# start of Data supplied

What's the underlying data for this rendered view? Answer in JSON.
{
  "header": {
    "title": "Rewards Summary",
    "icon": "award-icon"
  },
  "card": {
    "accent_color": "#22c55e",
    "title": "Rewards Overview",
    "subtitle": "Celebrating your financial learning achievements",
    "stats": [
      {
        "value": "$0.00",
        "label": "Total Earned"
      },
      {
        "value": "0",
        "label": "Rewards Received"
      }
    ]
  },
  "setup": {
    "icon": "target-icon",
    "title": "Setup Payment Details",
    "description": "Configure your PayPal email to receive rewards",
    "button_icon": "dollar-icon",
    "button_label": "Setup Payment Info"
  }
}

# end of Data supplied

Copy every line of the listing that contains the word "your".

    "subtitle": "Celebrating your financial learning achievements",
    "description": "Configure your PayPal email to receive rewards",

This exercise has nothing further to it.